* BEGIN TASK INPUT *

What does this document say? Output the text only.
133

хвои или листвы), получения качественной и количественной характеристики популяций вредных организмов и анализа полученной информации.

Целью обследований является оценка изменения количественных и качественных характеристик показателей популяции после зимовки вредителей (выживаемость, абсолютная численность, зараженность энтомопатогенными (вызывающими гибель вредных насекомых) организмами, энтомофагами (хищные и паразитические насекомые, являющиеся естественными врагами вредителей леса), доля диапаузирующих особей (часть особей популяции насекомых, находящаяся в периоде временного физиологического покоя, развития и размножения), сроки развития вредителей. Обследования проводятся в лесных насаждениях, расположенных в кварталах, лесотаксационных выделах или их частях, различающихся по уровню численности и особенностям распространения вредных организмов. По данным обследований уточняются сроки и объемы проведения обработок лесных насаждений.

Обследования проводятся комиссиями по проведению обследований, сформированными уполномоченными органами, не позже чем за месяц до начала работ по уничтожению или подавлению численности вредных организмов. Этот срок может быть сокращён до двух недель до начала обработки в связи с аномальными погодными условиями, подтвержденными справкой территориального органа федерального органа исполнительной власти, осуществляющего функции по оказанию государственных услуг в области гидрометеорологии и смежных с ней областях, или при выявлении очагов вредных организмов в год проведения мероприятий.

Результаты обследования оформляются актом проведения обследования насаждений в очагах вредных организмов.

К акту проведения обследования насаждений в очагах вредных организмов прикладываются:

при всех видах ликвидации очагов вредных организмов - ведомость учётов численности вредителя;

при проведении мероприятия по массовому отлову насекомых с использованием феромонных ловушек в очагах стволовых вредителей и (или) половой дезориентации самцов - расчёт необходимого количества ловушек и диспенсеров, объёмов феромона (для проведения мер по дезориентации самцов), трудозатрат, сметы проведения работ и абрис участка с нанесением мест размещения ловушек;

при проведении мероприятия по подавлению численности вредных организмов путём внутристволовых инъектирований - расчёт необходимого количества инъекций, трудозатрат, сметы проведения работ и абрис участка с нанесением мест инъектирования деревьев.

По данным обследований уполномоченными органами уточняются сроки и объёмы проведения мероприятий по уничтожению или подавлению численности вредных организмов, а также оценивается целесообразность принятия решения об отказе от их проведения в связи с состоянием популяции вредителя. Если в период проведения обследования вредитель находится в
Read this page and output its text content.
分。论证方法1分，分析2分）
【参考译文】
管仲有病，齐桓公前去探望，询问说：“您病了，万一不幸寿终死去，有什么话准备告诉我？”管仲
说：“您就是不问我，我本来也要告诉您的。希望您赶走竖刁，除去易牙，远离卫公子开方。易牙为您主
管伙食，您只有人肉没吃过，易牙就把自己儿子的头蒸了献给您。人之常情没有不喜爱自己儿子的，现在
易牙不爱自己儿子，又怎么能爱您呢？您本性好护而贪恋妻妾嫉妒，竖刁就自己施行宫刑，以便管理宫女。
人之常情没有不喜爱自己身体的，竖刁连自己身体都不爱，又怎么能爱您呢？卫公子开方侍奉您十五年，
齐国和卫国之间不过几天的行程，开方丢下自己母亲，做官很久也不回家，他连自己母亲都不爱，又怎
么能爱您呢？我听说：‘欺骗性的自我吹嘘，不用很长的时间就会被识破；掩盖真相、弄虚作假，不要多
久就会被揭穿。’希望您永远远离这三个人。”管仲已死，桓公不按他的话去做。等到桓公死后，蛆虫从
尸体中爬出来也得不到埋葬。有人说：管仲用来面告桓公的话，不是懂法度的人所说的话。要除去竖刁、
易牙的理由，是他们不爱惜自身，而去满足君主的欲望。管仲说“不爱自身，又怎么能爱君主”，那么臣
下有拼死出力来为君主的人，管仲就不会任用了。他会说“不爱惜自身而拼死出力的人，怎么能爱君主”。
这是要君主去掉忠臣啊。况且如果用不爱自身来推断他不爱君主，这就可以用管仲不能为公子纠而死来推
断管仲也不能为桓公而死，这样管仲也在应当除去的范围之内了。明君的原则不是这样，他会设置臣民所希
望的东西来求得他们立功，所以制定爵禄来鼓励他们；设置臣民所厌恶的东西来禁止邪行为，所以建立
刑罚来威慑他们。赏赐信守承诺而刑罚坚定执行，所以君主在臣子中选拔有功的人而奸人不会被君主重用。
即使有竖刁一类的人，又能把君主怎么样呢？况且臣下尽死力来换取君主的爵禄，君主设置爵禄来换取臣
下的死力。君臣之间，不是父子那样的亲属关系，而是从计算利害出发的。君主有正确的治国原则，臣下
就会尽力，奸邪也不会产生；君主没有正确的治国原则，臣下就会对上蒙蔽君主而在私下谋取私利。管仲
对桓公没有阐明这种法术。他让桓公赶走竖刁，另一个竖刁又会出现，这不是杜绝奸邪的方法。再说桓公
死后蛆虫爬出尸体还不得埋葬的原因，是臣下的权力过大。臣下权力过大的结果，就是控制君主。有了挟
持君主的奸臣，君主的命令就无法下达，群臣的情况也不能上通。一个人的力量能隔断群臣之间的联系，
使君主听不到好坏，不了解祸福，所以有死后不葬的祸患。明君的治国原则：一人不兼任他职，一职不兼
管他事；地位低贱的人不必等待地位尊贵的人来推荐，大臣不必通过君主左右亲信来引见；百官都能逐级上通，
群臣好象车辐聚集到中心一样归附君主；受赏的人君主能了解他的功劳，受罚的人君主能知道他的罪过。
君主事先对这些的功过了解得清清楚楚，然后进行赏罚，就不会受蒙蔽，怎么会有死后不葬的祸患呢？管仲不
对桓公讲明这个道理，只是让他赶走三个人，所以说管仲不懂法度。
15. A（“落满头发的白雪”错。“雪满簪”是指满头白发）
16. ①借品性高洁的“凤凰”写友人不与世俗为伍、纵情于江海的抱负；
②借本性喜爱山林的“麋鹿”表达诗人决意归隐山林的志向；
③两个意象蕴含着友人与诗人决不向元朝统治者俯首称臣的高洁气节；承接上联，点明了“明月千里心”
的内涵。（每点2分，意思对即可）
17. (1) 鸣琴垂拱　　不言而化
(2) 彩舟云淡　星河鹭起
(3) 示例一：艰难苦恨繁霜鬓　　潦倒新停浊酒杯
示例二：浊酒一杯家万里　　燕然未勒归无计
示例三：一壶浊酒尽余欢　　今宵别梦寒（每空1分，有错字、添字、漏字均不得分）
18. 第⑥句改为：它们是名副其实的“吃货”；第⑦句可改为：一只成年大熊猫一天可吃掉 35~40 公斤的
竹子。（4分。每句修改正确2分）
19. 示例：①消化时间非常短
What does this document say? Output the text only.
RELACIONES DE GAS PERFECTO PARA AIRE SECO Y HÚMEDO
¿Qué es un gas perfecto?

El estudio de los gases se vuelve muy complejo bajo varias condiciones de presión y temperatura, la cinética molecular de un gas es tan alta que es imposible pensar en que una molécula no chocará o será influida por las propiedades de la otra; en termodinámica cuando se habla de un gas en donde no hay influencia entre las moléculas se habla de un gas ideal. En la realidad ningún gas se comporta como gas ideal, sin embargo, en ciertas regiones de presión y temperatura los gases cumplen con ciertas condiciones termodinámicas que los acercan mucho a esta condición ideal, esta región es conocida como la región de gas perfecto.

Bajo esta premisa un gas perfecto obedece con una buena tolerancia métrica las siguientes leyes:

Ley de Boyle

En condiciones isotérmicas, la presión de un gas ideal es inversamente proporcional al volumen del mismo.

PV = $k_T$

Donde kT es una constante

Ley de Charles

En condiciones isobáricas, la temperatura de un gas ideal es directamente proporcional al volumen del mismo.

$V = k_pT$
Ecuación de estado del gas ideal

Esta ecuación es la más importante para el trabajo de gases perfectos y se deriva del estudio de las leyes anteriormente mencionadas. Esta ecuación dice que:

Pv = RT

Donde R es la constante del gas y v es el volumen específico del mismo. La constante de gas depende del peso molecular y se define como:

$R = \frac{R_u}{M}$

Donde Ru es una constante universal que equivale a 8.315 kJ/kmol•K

* END TASK INPUT *

→ **TASK BRIEF**
Identify each line of the material where the word "мест" shows up, and copy it.

→ **RESPONSE TO THIS TASK**
при проведении мероприятия по массовому отлову насекомых с использованием феромонных ловушек в очагах стволовых вредителей и (или) половой дезориентации самцов - расчёт необходимого количества ловушек и диспенсеров, объёмов феромона (для проведения мер по дезориентации самцов), трудозатрат, сметы проведения работ и абрис участка с нанесением мест размещения ловушек;
при проведении мероприятия по подавлению численности вредных организмов путём внутристволовых инъектирований - расчёт необходимого количества инъекций, трудозатрат, сметы проведения работ и абрис участка с нанесением мест инъектирования деревьев.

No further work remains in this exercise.